_MATERIAL TO PROCESS_:
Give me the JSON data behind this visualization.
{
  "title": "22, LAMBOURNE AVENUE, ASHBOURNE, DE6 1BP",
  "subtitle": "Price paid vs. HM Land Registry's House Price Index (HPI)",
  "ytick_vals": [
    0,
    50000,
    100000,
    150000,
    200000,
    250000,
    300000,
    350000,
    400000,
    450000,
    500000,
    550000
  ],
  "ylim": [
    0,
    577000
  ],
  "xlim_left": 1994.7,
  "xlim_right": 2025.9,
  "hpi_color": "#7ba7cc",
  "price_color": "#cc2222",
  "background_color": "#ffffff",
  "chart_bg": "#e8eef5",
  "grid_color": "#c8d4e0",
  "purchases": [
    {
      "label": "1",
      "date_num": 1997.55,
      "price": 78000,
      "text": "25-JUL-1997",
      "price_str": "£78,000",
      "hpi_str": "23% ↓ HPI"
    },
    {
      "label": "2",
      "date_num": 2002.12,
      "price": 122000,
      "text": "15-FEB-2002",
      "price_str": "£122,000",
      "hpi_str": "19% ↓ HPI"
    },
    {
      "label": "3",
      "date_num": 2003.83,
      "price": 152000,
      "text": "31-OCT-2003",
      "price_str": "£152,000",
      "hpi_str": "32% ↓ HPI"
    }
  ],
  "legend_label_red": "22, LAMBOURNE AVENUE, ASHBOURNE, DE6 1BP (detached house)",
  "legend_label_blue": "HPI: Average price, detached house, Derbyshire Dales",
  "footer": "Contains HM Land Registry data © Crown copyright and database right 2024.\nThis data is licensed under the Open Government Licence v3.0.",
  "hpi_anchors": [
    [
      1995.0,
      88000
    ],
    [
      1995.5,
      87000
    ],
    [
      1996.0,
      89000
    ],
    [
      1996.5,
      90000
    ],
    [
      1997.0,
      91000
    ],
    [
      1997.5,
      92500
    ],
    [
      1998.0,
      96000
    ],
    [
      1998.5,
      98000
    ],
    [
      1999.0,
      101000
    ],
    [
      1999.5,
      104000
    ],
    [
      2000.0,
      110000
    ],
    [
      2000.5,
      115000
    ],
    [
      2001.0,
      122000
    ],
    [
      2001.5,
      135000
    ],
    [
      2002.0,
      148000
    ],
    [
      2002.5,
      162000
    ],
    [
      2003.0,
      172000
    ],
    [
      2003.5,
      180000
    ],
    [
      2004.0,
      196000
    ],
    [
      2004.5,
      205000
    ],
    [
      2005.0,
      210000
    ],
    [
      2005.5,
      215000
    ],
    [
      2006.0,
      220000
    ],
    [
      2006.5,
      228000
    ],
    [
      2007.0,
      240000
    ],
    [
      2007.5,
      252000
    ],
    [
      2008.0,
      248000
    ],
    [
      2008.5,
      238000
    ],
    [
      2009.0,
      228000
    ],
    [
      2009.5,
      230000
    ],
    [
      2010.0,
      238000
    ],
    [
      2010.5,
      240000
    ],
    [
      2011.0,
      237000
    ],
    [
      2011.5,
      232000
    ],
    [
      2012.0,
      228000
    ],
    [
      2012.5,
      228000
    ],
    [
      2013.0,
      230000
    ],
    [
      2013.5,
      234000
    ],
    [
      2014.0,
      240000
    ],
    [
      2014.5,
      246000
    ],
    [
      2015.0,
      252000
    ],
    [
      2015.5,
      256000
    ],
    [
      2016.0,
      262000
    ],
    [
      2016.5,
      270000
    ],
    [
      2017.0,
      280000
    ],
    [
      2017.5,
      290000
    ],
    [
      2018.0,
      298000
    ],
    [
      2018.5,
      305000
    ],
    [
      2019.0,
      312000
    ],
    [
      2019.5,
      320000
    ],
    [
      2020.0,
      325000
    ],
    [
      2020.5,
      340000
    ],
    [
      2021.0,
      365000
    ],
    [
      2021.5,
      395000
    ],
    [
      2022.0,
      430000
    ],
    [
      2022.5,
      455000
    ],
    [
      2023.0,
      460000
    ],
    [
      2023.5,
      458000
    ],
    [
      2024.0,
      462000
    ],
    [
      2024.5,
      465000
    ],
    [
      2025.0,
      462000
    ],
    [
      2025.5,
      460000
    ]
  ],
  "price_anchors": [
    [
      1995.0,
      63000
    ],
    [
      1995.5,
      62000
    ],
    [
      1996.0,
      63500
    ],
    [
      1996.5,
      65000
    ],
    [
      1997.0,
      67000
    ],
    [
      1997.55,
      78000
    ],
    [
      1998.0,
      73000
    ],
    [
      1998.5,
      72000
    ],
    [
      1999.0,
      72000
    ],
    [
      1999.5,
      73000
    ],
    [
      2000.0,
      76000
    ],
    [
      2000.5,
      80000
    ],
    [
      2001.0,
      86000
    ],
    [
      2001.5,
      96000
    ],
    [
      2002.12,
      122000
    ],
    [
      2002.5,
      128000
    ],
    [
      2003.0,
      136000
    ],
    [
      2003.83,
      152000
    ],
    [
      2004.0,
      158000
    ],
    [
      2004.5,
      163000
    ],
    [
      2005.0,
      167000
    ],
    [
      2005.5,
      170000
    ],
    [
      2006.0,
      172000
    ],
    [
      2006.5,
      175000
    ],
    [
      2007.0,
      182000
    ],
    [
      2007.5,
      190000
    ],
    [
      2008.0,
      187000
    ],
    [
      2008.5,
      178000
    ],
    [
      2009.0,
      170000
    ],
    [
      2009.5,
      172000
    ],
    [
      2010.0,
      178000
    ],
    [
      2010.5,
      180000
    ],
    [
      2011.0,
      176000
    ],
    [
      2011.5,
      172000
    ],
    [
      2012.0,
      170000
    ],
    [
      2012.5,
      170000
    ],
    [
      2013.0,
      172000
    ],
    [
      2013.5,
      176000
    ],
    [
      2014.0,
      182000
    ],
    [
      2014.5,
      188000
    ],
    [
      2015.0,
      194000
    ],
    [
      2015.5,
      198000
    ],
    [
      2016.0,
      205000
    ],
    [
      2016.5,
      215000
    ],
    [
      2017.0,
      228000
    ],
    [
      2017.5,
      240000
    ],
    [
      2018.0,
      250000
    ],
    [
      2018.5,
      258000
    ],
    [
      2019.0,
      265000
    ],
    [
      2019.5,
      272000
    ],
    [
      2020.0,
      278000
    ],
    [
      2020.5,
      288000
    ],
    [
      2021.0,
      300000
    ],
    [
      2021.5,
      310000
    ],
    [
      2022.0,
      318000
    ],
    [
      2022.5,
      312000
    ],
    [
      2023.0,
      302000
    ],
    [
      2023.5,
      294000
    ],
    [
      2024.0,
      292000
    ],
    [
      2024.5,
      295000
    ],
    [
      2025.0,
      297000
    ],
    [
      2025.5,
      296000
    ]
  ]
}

_TASK REQUIREMENTS_: Write out the material from the first line to the last, exactly.

_ANSWER FOR THIS EXERCISE_:
Give me the JSON data behind this visualization.
{
  "title": "22, LAMBOURNE AVENUE, ASHBOURNE, DE6 1BP",
  "subtitle": "Price paid vs. HM Land Registry's House Price Index (HPI)",
  "ytick_vals": [
    0,
    50000,
    100000,
    150000,
    200000,
    250000,
    300000,
    350000,
    400000,
    450000,
    500000,
    550000
  ],
  "ylim": [
    0,
    577000
  ],
  "xlim_left": 1994.7,
  "xlim_right": 2025.9,
  "hpi_color": "#7ba7cc",
  "price_color": "#cc2222",
  "background_color": "#ffffff",
  "chart_bg": "#e8eef5",
  "grid_color": "#c8d4e0",
  "purchases": [
    {
      "label": "1",
      "date_num": 1997.55,
      "price": 78000,
      "text": "25-JUL-1997",
      "price_str": "£78,000",
      "hpi_str": "23% ↓ HPI"
    },
    {
      "label": "2",
      "date_num": 2002.12,
      "price": 122000,
      "text": "15-FEB-2002",
      "price_str": "£122,000",
      "hpi_str": "19% ↓ HPI"
    },
    {
      "label": "3",
      "date_num": 2003.83,
      "price": 152000,
      "text": "31-OCT-2003",
      "price_str": "£152,000",
      "hpi_str": "32% ↓ HPI"
    }
  ],
  "legend_label_red": "22, LAMBOURNE AVENUE, ASHBOURNE, DE6 1BP (detached house)",
  "legend_label_blue": "HPI: Average price, detached house, Derbyshire Dales",
  "footer": "Contains HM Land Registry data © Crown copyright and database right 2024.\nThis data is licensed under the Open Government Licence v3.0.",
  "hpi_anchors": [
    [
      1995.0,
      88000
    ],
    [
      1995.5,
      87000
    ],
    [
      1996.0,
      89000
    ],
    [
      1996.5,
      90000
    ],
    [
      1997.0,
      91000
    ],
    [
      1997.5,
      92500
    ],
    [
      1998.0,
      96000
    ],
    [
      1998.5,
      98000
    ],
    [
      1999.0,
      101000
    ],
    [
      1999.5,
      104000
    ],
    [
      2000.0,
      110000
    ],
    [
      2000.5,
      115000
    ],
    [
      2001.0,
      122000
    ],
    [
      2001.5,
      135000
    ],
    [
      2002.0,
      148000
    ],
    [
      2002.5,
      162000
    ],
    [
      2003.0,
      172000
    ],
    [
      2003.5,
      180000
    ],
    [
      2004.0,
      196000
    ],
    [
      2004.5,
      205000
    ],
    [
      2005.0,
      210000
    ],
    [
      2005.5,
      215000
    ],
    [
      2006.0,
      220000
    ],
    [
      2006.5,
      228000
    ],
    [
      2007.0,
      240000
    ],
    [
      2007.5,
      252000
    ],
    [
      2008.0,
      248000
    ],
    [
      2008.5,
      238000
    ],
    [
      2009.0,
      228000
    ],
    [
      2009.5,
      230000
    ],
    [
      2010.0,
      238000
    ],
    [
      2010.5,
      240000
    ],
    [
      2011.0,
      237000
    ],
    [
      2011.5,
      232000
    ],
    [
      2012.0,
      228000
    ],
    [
      2012.5,
      228000
    ],
    [
      2013.0,
      230000
    ],
    [
      2013.5,
      234000
    ],
    [
      2014.0,
      240000
    ],
    [
      2014.5,
      246000
    ],
    [
      2015.0,
      252000
    ],
    [
      2015.5,
      256000
    ],
    [
      2016.0,
      262000
    ],
    [
      2016.5,
      270000
    ],
    [
      2017.0,
      280000
    ],
    [
      2017.5,
      290000
    ],
    [
      2018.0,
      298000
    ],
    [
      2018.5,
      305000
    ],
    [
      2019.0,
      312000
    ],
    [
      2019.5,
      320000
    ],
    [
      2020.0,
      325000
    ],
    [
      2020.5,
      340000
    ],
    [
      2021.0,
      365000
    ],
    [
      2021.5,
      395000
    ],
    [
      2022.0,
      430000
    ],
    [
      2022.5,
      455000
    ],
    [
      2023.0,
      460000
    ],
    [
      2023.5,
      458000
    ],
    [
      2024.0,
      462000
    ],
    [
      2024.5,
      465000
    ],
    [
      2025.0,
      462000
    ],
    [
      2025.5,
      460000
    ]
  ],
  "price_anchors": [
    [
      1995.0,
      63000
    ],
    [
      1995.5,
      62000
    ],
    [
      1996.0,
      63500
    ],
    [
      1996.5,
      65000
    ],
    [
      1997.0,
      67000
    ],
    [
      1997.55,
      78000
    ],
    [
      1998.0,
      73000
    ],
    [
      1998.5,
      72000
    ],
    [
      1999.0,
      72000
    ],
    [
      1999.5,
      73000
    ],
    [
      2000.0,
      76000
    ],
    [
      2000.5,
      80000
    ],
    [
      2001.0,
      86000
    ],
    [
      2001.5,
      96000
    ],
    [
      2002.12,
      122000
    ],
    [
      2002.5,
      128000
    ],
    [
      2003.0,
      136000
    ],
    [
      2003.83,
      152000
    ],
    [
      2004.0,
      158000
    ],
    [
      2004.5,
      163000
    ],
    [
      2005.0,
      167000
    ],
    [
      2005.5,
      170000
    ],
    [
      2006.0,
      172000
    ],
    [
      2006.5,
      175000
    ],
    [
      2007.0,
      182000
    ],
    [
      2007.5,
      190000
    ],
    [
      2008.0,
      187000
    ],
    [
      2008.5,
      178000
    ],
    [
      2009.0,
      170000
    ],
    [
      2009.5,
      172000
    ],
    [
      2010.0,
      178000
    ],
    [
      2010.5,
      180000
    ],
    [
      2011.0,
      176000
    ],
    [
      2011.5,
      172000
    ],
    [
      2012.0,
      170000
    ],
    [
      2012.5,
      170000
    ],
    [
      2013.0,
      172000
    ],
    [
      2013.5,
      176000
    ],
    [
      2014.0,
      182000
    ],
    [
      2014.5,
      188000
    ],
    [
      2015.0,
      194000
    ],
    [
      2015.5,
      198000
    ],
    [
      2016.0,
      205000
    ],
    [
      2016.5,
      215000
    ],
    [
      2017.0,
      228000
    ],
    [
      2017.5,
      240000
    ],
    [
      2018.0,
      250000
    ],
    [
      2018.5,
      258000
    ],
    [
      2019.0,
      265000
    ],
    [
      2019.5,
      272000
    ],
    [
      2020.0,
      278000
    ],
    [
      2020.5,
      288000
    ],
    [
      2021.0,
      300000
    ],
    [
      2021.5,
      310000
    ],
    [
      2022.0,
      318000
    ],
    [
      2022.5,
      312000
    ],
    [
      2023.0,
      302000
    ],
    [
      2023.5,
      294000
    ],
    [
      2024.0,
      292000
    ],
    [
      2024.5,
      295000
    ],
    [
      2025.0,
      297000
    ],
    [
      2025.5,
      296000
    ]
  ]
}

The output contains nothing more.